Your objective:
You are to retype all of the data exactly as it appears.

Extracted information:
· · ·

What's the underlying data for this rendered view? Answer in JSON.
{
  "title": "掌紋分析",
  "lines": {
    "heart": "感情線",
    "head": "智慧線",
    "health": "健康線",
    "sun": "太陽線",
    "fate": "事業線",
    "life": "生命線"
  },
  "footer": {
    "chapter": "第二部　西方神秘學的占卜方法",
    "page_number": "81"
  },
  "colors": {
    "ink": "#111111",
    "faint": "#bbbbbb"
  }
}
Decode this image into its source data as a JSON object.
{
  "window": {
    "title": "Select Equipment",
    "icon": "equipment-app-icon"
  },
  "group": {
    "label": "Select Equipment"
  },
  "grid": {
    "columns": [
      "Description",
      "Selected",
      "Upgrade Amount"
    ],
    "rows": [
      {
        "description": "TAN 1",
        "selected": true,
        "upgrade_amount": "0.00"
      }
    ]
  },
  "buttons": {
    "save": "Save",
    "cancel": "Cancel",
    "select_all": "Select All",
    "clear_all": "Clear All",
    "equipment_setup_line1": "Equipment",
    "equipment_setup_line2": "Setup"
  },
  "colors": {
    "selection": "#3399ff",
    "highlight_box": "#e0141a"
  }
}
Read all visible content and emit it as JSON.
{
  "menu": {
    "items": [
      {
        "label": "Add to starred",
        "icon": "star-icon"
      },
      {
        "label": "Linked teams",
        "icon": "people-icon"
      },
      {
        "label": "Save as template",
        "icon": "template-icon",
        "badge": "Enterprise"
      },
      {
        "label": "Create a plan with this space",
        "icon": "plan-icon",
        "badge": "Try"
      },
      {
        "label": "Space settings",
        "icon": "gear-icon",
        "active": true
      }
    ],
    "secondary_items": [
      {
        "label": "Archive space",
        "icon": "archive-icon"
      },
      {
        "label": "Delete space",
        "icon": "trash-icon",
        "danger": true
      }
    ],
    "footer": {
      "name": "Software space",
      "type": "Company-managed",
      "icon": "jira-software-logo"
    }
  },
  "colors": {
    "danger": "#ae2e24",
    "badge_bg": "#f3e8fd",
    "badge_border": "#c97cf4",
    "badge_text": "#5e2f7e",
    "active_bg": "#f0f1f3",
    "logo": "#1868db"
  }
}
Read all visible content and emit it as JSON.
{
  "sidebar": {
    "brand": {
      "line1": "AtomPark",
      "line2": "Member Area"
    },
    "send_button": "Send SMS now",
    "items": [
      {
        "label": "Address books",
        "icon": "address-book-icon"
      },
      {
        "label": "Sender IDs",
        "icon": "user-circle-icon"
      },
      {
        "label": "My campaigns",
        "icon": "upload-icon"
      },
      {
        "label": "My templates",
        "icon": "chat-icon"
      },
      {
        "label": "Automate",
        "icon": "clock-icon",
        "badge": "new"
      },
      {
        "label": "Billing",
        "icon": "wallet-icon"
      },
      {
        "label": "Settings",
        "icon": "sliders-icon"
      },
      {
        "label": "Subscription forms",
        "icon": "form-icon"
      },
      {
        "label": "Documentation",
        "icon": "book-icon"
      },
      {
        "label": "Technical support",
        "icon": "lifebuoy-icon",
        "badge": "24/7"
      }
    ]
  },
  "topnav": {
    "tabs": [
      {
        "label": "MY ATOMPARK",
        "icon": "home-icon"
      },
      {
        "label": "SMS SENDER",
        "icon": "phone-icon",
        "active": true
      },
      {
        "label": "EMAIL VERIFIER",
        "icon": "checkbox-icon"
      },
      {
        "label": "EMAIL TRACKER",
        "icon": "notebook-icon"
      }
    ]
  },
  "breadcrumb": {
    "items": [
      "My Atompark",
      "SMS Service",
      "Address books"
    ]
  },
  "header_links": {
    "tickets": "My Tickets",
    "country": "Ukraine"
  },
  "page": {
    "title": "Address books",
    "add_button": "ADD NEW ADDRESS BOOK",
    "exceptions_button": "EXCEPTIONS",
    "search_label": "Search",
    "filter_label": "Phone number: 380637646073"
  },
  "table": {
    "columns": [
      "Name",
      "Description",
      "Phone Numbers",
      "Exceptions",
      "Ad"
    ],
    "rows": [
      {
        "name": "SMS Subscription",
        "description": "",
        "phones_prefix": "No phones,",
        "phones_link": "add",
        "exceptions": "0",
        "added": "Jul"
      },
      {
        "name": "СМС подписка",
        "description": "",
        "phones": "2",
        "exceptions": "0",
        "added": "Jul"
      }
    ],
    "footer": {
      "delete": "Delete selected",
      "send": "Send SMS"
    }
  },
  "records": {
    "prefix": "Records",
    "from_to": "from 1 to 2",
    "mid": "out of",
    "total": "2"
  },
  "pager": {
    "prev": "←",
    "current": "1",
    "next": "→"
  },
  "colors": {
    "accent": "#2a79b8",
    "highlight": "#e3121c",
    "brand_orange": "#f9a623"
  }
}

· · ·

The output:
What's the underlying data for this rendered view? Answer in JSON.
{
  "title": "掌紋分析",
  "lines": {
    "heart": "感情線",
    "head": "智慧線",
    "health": "健康線",
    "sun": "太陽線",
    "fate": "事業線",
    "life": "生命線"
  },
  "footer": {
    "chapter": "第二部　西方神秘學的占卜方法",
    "page_number": "81"
  },
  "colors": {
    "ink": "#111111",
    "faint": "#bbbbbb"
  }
}
Decode this image into its source data as a JSON object.
{
  "window": {
    "title": "Select Equipment",
    "icon": "equipment-app-icon"
  },
  "group": {
    "label": "Select Equipment"
  },
  "grid": {
    "columns": [
      "Description",
      "Selected",
      "Upgrade Amount"
    ],
    "rows": [
      {
        "description": "TAN 1",
        "selected": true,
        "upgrade_amount": "0.00"
      }
    ]
  },
  "buttons": {
    "save": "Save",
    "cancel": "Cancel",
    "select_all": "Select All",
    "clear_all": "Clear All",
    "equipment_setup_line1": "Equipment",
    "equipment_setup_line2": "Setup"
  },
  "colors": {
    "selection": "#3399ff",
    "highlight_box": "#e0141a"
  }
}
Read all visible content and emit it as JSON.
{
  "menu": {
    "items": [
      {
        "label": "Add to starred",
        "icon": "star-icon"
      },
      {
        "label": "Linked teams",
        "icon": "people-icon"
      },
      {
        "label": "Save as template",
        "icon": "template-icon",
        "badge": "Enterprise"
      },
      {
        "label": "Create a plan with this space",
        "icon": "plan-icon",
        "badge": "Try"
      },
      {
        "label": "Space settings",
        "icon": "gear-icon",
        "active": true
      }
    ],
    "secondary_items": [
      {
        "label": "Archive space",
        "icon": "archive-icon"
      },
      {
        "label": "Delete space",
        "icon": "trash-icon",
        "danger": true
      }
    ],
    "footer": {
      "name": "Software space",
      "type": "Company-managed",
      "icon": "jira-software-logo"
    }
  },
  "colors": {
    "danger": "#ae2e24",
    "badge_bg": "#f3e8fd",
    "badge_border": "#c97cf4",
    "badge_text": "#5e2f7e",
    "active_bg": "#f0f1f3",
    "logo": "#1868db"
  }
}
Read all visible content and emit it as JSON.
{
  "sidebar": {
    "brand": {
      "line1": "AtomPark",
      "line2": "Member Area"
    },
    "send_button": "Send SMS now",
    "items": [
      {
        "label": "Address books",
        "icon": "address-book-icon"
      },
      {
        "label": "Sender IDs",
        "icon": "user-circle-icon"
      },
      {
        "label": "My campaigns",
        "icon": "upload-icon"
      },
      {
        "label": "My templates",
        "icon": "chat-icon"
      },
      {
        "label": "Automate",
        "icon": "clock-icon",
        "badge": "new"
      },
      {
        "label": "Billing",
        "icon": "wallet-icon"
      },
      {
        "label": "Settings",
        "icon": "sliders-icon"
      },
      {
        "label": "Subscription forms",
        "icon": "form-icon"
      },
      {
        "label": "Documentation",
        "icon": "book-icon"
      },
      {
        "label": "Technical support",
        "icon": "lifebuoy-icon",
        "badge": "24/7"
      }
    ]
  },
  "topnav": {
    "tabs": [
      {
        "label": "MY ATOMPARK",
        "icon": "home-icon"
      },
      {
        "label": "SMS SENDER",
        "icon": "phone-icon",
        "active": true
      },
      {
        "label": "EMAIL VERIFIER",
        "icon": "checkbox-icon"
      },
      {
        "label": "EMAIL TRACKER",
        "icon": "notebook-icon"
      }
    ]
  },
  "breadcrumb": {
    "items": [
      "My Atompark",
      "SMS Service",
      "Address books"
    ]
  },
  "header_links": {
    "tickets": "My Tickets",
    "country": "Ukraine"
  },
  "page": {
    "title": "Address books",
    "add_button": "ADD NEW ADDRESS BOOK",
    "exceptions_button": "EXCEPTIONS",
    "search_label": "Search",
    "filter_label": "Phone number: 380637646073"
  },
  "table": {
    "columns": [
      "Name",
      "Description",
      "Phone Numbers",
      "Exceptions",
      "Ad"
    ],
    "rows": [
      {
        "name": "SMS Subscription",
        "description": "",
        "phones_prefix": "No phones,",
        "phones_link": "add",
        "exceptions": "0",
        "added": "Jul"
      },
      {
        "name": "СМС подписка",
        "description": "",
        "phones": "2",
        "exceptions": "0",
        "added": "Jul"
      }
    ],
    "footer": {
      "delete": "Delete selected",
      "send": "Send SMS"
    }
  },
  "records": {
    "prefix": "Records",
    "from_to": "from 1 to 2",
    "mid": "out of",
    "total": "2"
  },
  "pager": {
    "prev": "←",
    "current": "1",
    "next": "→"
  },
  "colors": {
    "accent": "#2a79b8",
    "highlight": "#e3121c",
    "brand_orange": "#f9a623"
  }
}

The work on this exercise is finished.